**What the exercise asks:** Within the records that follow, find every line containing the string "SWAP". Copy those lines.

**Extracted entries:**
--*--

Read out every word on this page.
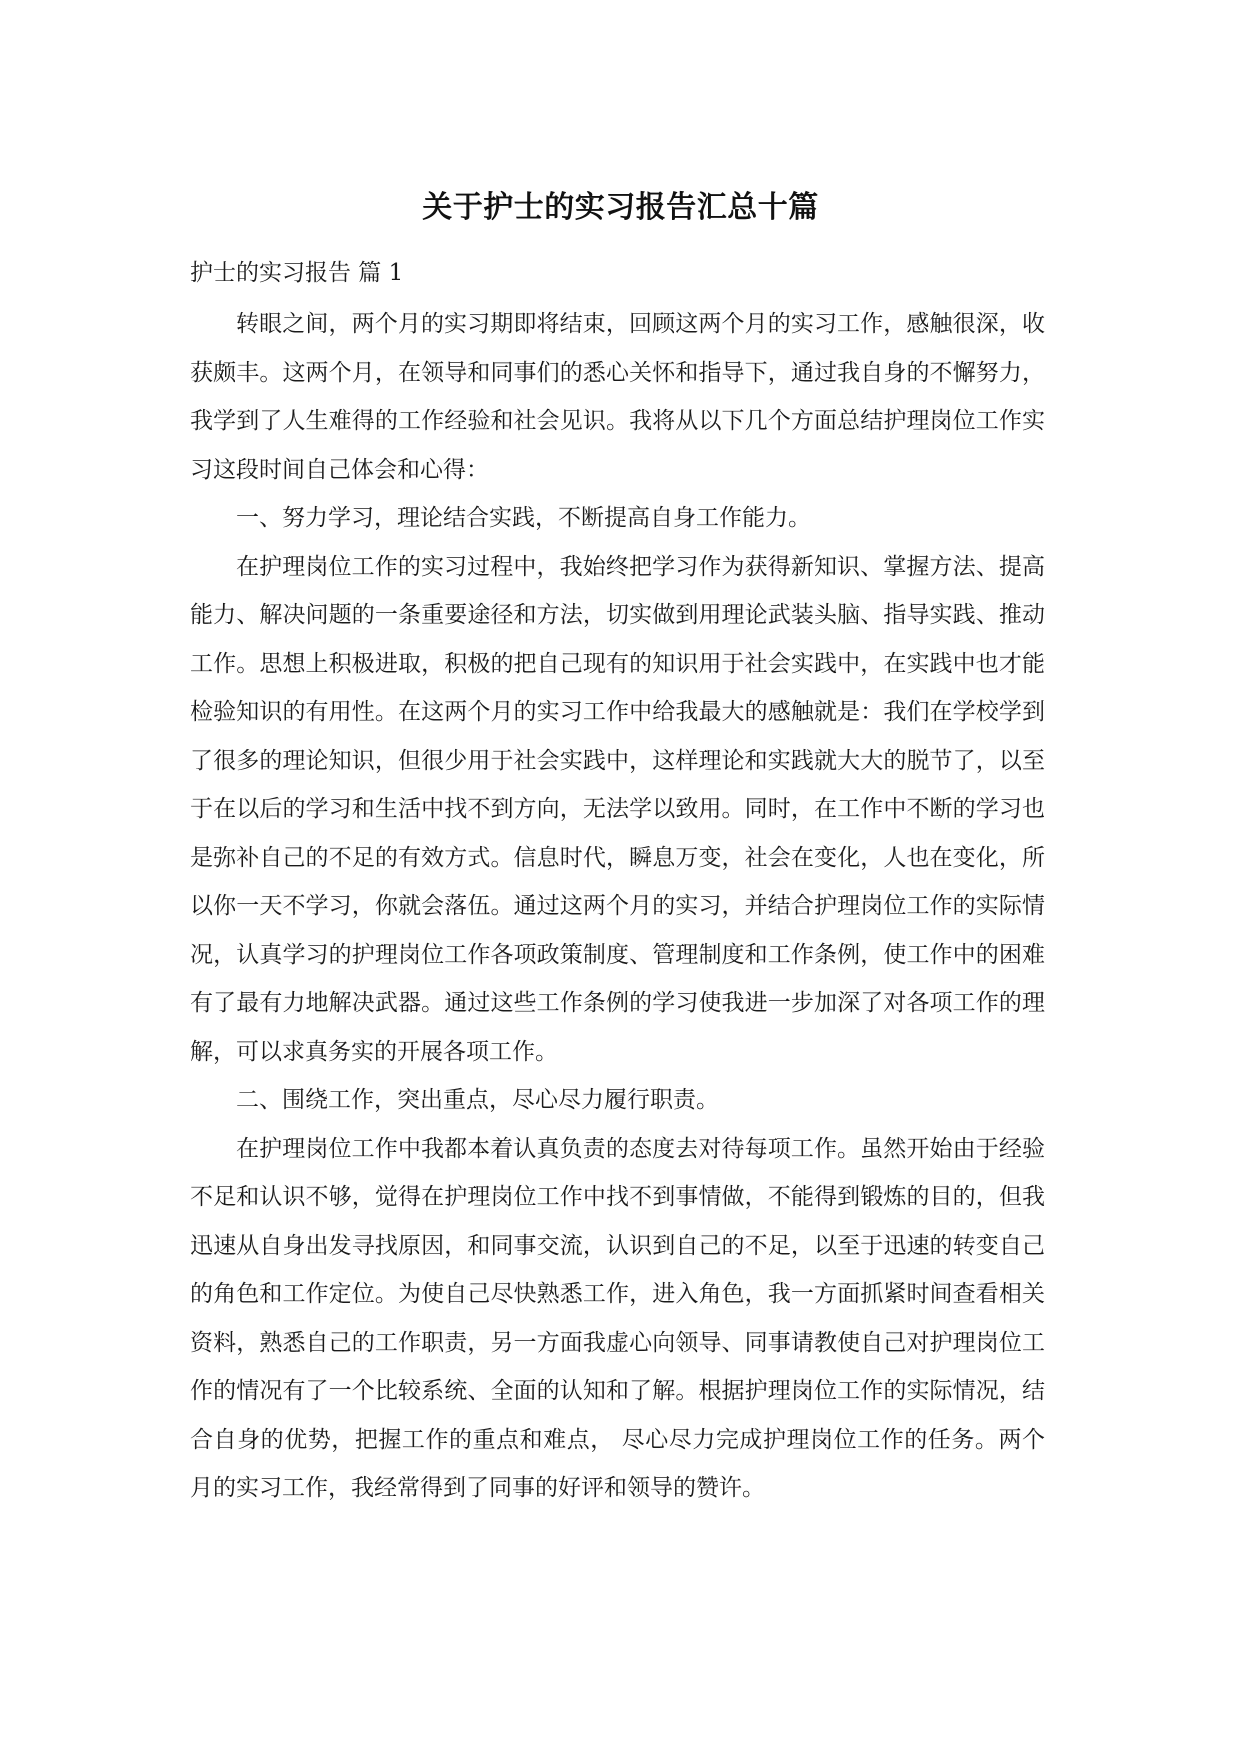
关于护士的实习报告汇总十篇
护士的实习报告 篇 1

转眼之间，两个月的实习期即将结束，回顾这两个月的实习工作，感触很深，收获颇丰。这两个月，在领导和同事们的悉心关怀和指导下，通过我自身的不懈努力，我学到了人生难得的工作经验和社会见识。我将从以下几个方面总结护理岗位工作实习这段时间自己体会和心得：

一、努力学习，理论结合实践，不断提高自身工作能力。

在护理岗位工作的实习过程中，我始终把学习作为获得新知识、掌握方法、提高能力、解决问题的一条重要途径和方法，切实做到用理论武装头脑、指导实践、推动工作。思想上积极进取，积极的把自己现有的知识用于社会实践中，在实践中也才能检验知识的有用性。在这两个月的实习工作中给我最大的感触就是：我们在学校学到了很多的理论知识，但很少用于社会实践中，这样理论和实践就大大的脱节了，以至于在以后的学习和生活中找不到方向，无法学以致用。同时，在工作中不断的学习也是弥补自己的不足的有效方式。信息时代，瞬息万变，社会在变化，人也在变化，所以你一天不学习，你就会落伍。通过这两个月的实习，并结合护理岗位工作的实际情况，认真学习的护理岗位工作各项政策制度、管理制度和工作条例，使工作中的困难有了最有力地解决武器。通过这些工作条例的学习使我进一步加深了对各项工作的理解，可以求真务实的开展各项工作。

二、围绕工作，突出重点，尽心尽力履行职责。

在护理岗位工作中我都本着认真负责的态度去对待每项工作。虽然开始由于经验不足和认识不够，觉得在护理岗位工作中找不到事情做，不能得到锻炼的目的，但我迅速从自身出发寻找原因，和同事交流，认识到自己的不足，以至于迅速的转变自己的角色和工作定位。为使自己尽快熟悉工作，进入角色，我一方面抓紧时间查看相关资料，熟悉自己的工作职责，另一方面我虚心向领导、同事请教使自己对护理岗位工作的情况有了一个比较系统、全面的认知和了解。根据护理岗位工作的实际情况，结合自身的优势，把握工作的重点和难点， 尽心尽力完成护理岗位工作的任务。两个月的实习工作，我经常得到了同事的好评和领导的赞许。
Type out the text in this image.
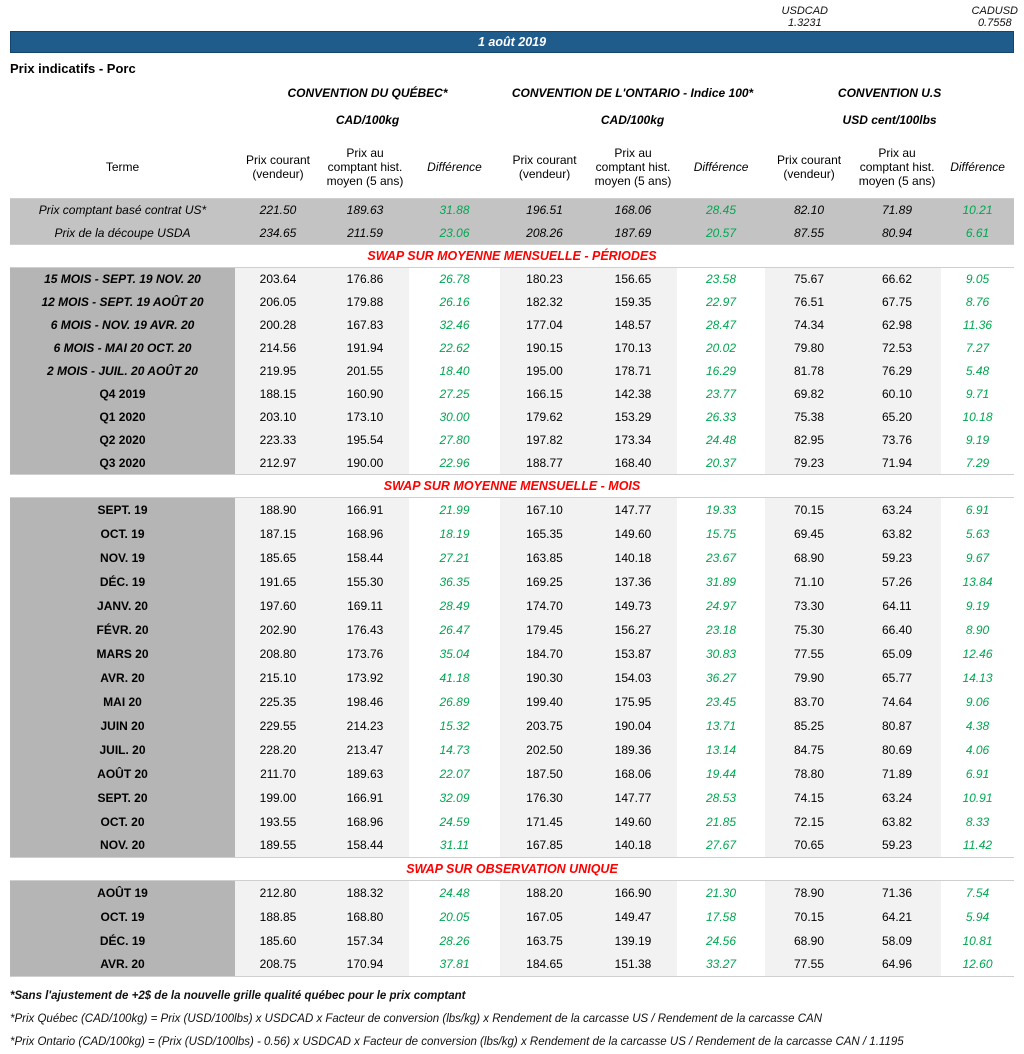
USDCAD
1.3231
CADUSD
0.7558
1 août 2019
Prix indicatifs - Porc
	CONVENTION DU QUÉBEC*			CONVENTION DE L'ONTARIO - Indice 100*			CONVENTION U.S		
	CAD/100kg			CAD/100kg			USD cent/100lbs		
Terme	Prix courant (vendeur)	Prix au comptant hist. moyen (5 ans)	Différence	Prix courant (vendeur)	Prix au comptant hist. moyen (5 ans)	Différence	Prix courant (vendeur)	Prix au comptant hist. moyen (5 ans)	Différence
Prix comptant basé contrat US*	221.50	189.63	31.88	196.51	168.06	28.45	82.10	71.89	10.21
Prix de la découpe USDA	234.65	211.59	23.06	208.26	187.69	20.57	87.55	80.94	6.61
SWAP SUR MOYENNE MENSUELLE - PÉRIODES
15 MOIS - SEPT. 19 NOV. 20	203.64	176.86	26.78	180.23	156.65	23.58	75.67	66.62	9.05
12 MOIS - SEPT. 19 AOÛT 20	206.05	179.88	26.16	182.32	159.35	22.97	76.51	67.75	8.76
6 MOIS - NOV. 19 AVR. 20	200.28	167.83	32.46	177.04	148.57	28.47	74.34	62.98	11.36
6 MOIS - MAI 20 OCT. 20	214.56	191.94	22.62	190.15	170.13	20.02	79.80	72.53	7.27
2 MOIS - JUIL. 20 AOÛT 20	219.95	201.55	18.40	195.00	178.71	16.29	81.78	76.29	5.48
Q4 2019	188.15	160.90	27.25	166.15	142.38	23.77	69.82	60.10	9.71
Q1 2020	203.10	173.10	30.00	179.62	153.29	26.33	75.38	65.20	10.18
Q2 2020	223.33	195.54	27.80	197.82	173.34	24.48	82.95	73.76	9.19
Q3 2020	212.97	190.00	22.96	188.77	168.40	20.37	79.23	71.94	7.29
SWAP SUR MOYENNE MENSUELLE - MOIS
SEPT. 19	188.90	166.91	21.99	167.10	147.77	19.33	70.15	63.24	6.91
OCT. 19	187.15	168.96	18.19	165.35	149.60	15.75	69.45	63.82	5.63
NOV. 19	185.65	158.44	27.21	163.85	140.18	23.67	68.90	59.23	9.67
DÉC. 19	191.65	155.30	36.35	169.25	137.36	31.89	71.10	57.26	13.84
JANV. 20	197.60	169.11	28.49	174.70	149.73	24.97	73.30	64.11	9.19
FÉVR. 20	202.90	176.43	26.47	179.45	156.27	23.18	75.30	66.40	8.90
MARS 20	208.80	173.76	35.04	184.70	153.87	30.83	77.55	65.09	12.46
AVR. 20	215.10	173.92	41.18	190.30	154.03	36.27	79.90	65.77	14.13
MAI 20	225.35	198.46	26.89	199.40	175.95	23.45	83.70	74.64	9.06
JUIN 20	229.55	214.23	15.32	203.75	190.04	13.71	85.25	80.87	4.38
JUIL. 20	228.20	213.47	14.73	202.50	189.36	13.14	84.75	80.69	4.06
AOÛT 20	211.70	189.63	22.07	187.50	168.06	19.44	78.80	71.89	6.91
SEPT. 20	199.00	166.91	32.09	176.30	147.77	28.53	74.15	63.24	10.91
OCT. 20	193.55	168.96	24.59	171.45	149.60	21.85	72.15	63.82	8.33
NOV. 20	189.55	158.44	31.11	167.85	140.18	27.67	70.65	59.23	11.42
SWAP SUR OBSERVATION UNIQUE
AOÛT 19	212.80	188.32	24.48	188.20	166.90	21.30	78.90	71.36	7.54
OCT. 19	188.85	168.80	20.05	167.05	149.47	17.58	70.15	64.21	5.94
DÉC. 19	185.60	157.34	28.26	163.75	139.19	24.56	68.90	58.09	10.81
AVR. 20	208.75	170.94	37.81	184.65	151.38	33.27	77.55	64.96	12.60
*Sans l'ajustement de +2$ de la nouvelle grille qualité québec pour le prix comptant
*Prix Québec (CAD/100kg) = Prix (USD/100lbs) x USDCAD x Facteur de conversion (lbs/kg) x Rendement de la carcasse US / Rendement de la carcasse CAN
*Prix Ontario (CAD/100kg) = (Prix (USD/100lbs) - 0.56) x USDCAD x Facteur de conversion (lbs/kg) x Rendement de la carcasse US / Rendement de la carcasse CAN / 1.1195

--*--

**Solution:**
SWAP SUR MOYENNE MENSUELLE - PÉRIODES
SWAP SUR MOYENNE MENSUELLE - MOIS
SWAP SUR OBSERVATION UNIQUE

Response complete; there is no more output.